- _WHAT IS BEING ASKED_:
What follows is a listing to be transcribed exactly.

- _DATA EXTRACT_:
........

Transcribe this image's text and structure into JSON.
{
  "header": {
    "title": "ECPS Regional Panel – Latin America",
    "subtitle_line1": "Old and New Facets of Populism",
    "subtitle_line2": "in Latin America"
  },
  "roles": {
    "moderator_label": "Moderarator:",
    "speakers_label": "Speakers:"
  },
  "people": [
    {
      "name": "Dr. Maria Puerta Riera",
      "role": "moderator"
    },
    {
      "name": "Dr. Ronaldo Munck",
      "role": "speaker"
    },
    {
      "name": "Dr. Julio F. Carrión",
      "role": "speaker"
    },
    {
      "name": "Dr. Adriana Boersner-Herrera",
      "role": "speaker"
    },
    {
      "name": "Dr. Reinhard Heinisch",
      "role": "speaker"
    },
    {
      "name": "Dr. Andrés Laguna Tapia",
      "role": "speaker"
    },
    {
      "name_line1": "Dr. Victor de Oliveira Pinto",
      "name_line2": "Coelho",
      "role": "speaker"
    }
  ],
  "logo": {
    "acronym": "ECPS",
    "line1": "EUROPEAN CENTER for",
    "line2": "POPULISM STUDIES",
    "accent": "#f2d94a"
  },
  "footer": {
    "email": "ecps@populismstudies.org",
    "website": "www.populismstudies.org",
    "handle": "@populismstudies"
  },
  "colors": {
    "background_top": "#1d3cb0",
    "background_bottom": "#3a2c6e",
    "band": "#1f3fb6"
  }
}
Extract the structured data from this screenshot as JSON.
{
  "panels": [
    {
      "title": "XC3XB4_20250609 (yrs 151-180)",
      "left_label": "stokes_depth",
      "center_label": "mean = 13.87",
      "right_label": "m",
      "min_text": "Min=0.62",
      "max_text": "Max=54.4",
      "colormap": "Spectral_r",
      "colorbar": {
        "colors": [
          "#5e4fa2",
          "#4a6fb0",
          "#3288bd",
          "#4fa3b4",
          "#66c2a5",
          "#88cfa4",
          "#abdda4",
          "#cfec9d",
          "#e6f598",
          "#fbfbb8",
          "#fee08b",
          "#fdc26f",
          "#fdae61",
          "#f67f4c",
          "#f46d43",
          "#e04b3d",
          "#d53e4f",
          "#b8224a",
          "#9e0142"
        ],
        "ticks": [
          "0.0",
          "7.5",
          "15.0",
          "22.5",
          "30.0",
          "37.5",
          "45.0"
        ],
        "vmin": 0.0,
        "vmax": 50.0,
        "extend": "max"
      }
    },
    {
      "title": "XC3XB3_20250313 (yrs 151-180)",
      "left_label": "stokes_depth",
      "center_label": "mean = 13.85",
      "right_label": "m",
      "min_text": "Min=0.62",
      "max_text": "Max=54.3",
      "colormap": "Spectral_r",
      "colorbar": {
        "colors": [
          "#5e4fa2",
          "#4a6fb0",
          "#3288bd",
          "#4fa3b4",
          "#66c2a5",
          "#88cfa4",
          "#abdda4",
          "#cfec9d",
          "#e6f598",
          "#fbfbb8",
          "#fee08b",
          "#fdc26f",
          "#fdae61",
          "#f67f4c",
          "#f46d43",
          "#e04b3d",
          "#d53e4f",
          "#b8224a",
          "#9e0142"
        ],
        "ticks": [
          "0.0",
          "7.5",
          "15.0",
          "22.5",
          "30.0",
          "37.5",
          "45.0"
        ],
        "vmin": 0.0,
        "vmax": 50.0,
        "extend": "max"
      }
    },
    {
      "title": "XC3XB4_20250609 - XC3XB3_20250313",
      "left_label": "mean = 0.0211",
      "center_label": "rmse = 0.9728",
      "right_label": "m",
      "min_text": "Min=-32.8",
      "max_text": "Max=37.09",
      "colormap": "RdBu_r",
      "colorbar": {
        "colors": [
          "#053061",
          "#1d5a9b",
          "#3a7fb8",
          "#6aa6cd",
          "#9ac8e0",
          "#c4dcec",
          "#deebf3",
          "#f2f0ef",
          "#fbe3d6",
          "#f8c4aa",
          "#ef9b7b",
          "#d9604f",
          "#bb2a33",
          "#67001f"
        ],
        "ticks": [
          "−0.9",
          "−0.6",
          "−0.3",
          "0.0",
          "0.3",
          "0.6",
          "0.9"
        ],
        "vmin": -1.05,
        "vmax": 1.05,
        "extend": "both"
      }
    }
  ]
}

........

- _RESULT OF THE EXERCISE_:
Transcribe this image's text and structure into JSON.
{
  "header": {
    "title": "ECPS Regional Panel – Latin America",
    "subtitle_line1": "Old and New Facets of Populism",
    "subtitle_line2": "in Latin America"
  },
  "roles": {
    "moderator_label": "Moderarator:",
    "speakers_label": "Speakers:"
  },
  "people": [
    {
      "name": "Dr. Maria Puerta Riera",
      "role": "moderator"
    },
    {
      "name": "Dr. Ronaldo Munck",
      "role": "speaker"
    },
    {
      "name": "Dr. Julio F. Carrión",
      "role": "speaker"
    },
    {
      "name": "Dr. Adriana Boersner-Herrera",
      "role": "speaker"
    },
    {
      "name": "Dr. Reinhard Heinisch",
      "role": "speaker"
    },
    {
      "name": "Dr. Andrés Laguna Tapia",
      "role": "speaker"
    },
    {
      "name_line1": "Dr. Victor de Oliveira Pinto",
      "name_line2": "Coelho",
      "role": "speaker"
    }
  ],
  "logo": {
    "acronym": "ECPS",
    "line1": "EUROPEAN CENTER for",
    "line2": "POPULISM STUDIES",
    "accent": "#f2d94a"
  },
  "footer": {
    "email": "ecps@populismstudies.org",
    "website": "www.populismstudies.org",
    "handle": "@populismstudies"
  },
  "colors": {
    "background_top": "#1d3cb0",
    "background_bottom": "#3a2c6e",
    "band": "#1f3fb6"
  }
}
Extract the structured data from this screenshot as JSON.
{
  "panels": [
    {
      "title": "XC3XB4_20250609 (yrs 151-180)",
      "left_label": "stokes_depth",
      "center_label": "mean = 13.87",
      "right_label": "m",
      "min_text": "Min=0.62",
      "max_text": "Max=54.4",
      "colormap": "Spectral_r",
      "colorbar": {
        "colors": [
          "#5e4fa2",
          "#4a6fb0",
          "#3288bd",
          "#4fa3b4",
          "#66c2a5",
          "#88cfa4",
          "#abdda4",
          "#cfec9d",
          "#e6f598",
          "#fbfbb8",
          "#fee08b",
          "#fdc26f",
          "#fdae61",
          "#f67f4c",
          "#f46d43",
          "#e04b3d",
          "#d53e4f",
          "#b8224a",
          "#9e0142"
        ],
        "ticks": [
          "0.0",
          "7.5",
          "15.0",
          "22.5",
          "30.0",
          "37.5",
          "45.0"
        ],
        "vmin": 0.0,
        "vmax": 50.0,
        "extend": "max"
      }
    },
    {
      "title": "XC3XB3_20250313 (yrs 151-180)",
      "left_label": "stokes_depth",
      "center_label": "mean = 13.85",
      "right_label": "m",
      "min_text": "Min=0.62",
      "max_text": "Max=54.3",
      "colormap": "Spectral_r",
      "colorbar": {
        "colors": [
          "#5e4fa2",
          "#4a6fb0",
          "#3288bd",
          "#4fa3b4",
          "#66c2a5",
          "#88cfa4",
          "#abdda4",
          "#cfec9d",
          "#e6f598",
          "#fbfbb8",
          "#fee08b",
          "#fdc26f",
          "#fdae61",
          "#f67f4c",
          "#f46d43",
          "#e04b3d",
          "#d53e4f",
          "#b8224a",
          "#9e0142"
        ],
        "ticks": [
          "0.0",
          "7.5",
          "15.0",
          "22.5",
          "30.0",
          "37.5",
          "45.0"
        ],
        "vmin": 0.0,
        "vmax": 50.0,
        "extend": "max"
      }
    },
    {
      "title": "XC3XB4_20250609 - XC3XB3_20250313",
      "left_label": "mean = 0.0211",
      "center_label": "rmse = 0.9728",
      "right_label": "m",
      "min_text": "Min=-32.8",
      "max_text": "Max=37.09",
      "colormap": "RdBu_r",
      "colorbar": {
        "colors": [
          "#053061",
          "#1d5a9b",
          "#3a7fb8",
          "#6aa6cd",
          "#9ac8e0",
          "#c4dcec",
          "#deebf3",
          "#f2f0ef",
          "#fbe3d6",
          "#f8c4aa",
          "#ef9b7b",
          "#d9604f",
          "#bb2a33",
          "#67001f"
        ],
        "ticks": [
          "−0.9",
          "−0.6",
          "−0.3",
          "0.0",
          "0.3",
          "0.6",
          "0.9"
        ],
        "vmin": -1.05,
        "vmax": 1.05,
        "extend": "both"
      }
    }
  ]
}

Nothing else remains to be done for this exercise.